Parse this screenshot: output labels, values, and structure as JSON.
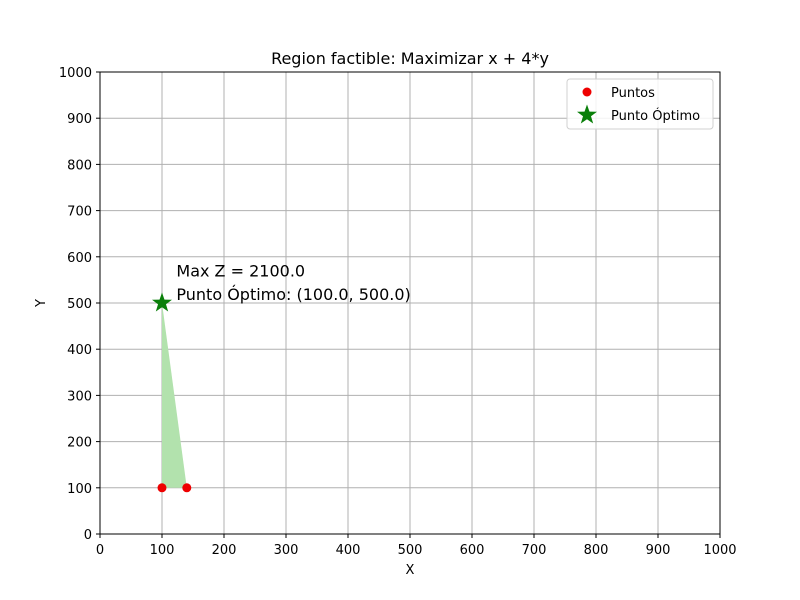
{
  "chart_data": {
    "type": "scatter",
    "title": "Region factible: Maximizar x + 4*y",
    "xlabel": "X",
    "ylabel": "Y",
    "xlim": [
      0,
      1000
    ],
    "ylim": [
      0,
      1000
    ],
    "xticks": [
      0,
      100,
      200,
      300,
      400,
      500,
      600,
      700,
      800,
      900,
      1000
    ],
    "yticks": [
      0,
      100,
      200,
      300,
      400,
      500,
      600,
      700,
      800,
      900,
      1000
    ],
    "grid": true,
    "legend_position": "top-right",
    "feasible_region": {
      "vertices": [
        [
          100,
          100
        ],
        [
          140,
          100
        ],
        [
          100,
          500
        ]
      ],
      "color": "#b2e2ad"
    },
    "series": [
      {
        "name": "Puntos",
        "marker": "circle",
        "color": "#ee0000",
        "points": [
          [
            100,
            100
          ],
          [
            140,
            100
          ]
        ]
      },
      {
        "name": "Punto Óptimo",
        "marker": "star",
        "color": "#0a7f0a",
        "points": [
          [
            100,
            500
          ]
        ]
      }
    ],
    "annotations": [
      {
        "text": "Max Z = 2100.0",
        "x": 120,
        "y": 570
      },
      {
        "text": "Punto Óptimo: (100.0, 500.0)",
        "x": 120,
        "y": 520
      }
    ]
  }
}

### GIVEN REQUEST
Search the listing for the word "Óptimo". Copy every line in which it occurs.

### SOLUTION FOR THIS TASK
        "name": "Punto Óptimo",
        "text": "Punto Óptimo: (100.0, 500.0)",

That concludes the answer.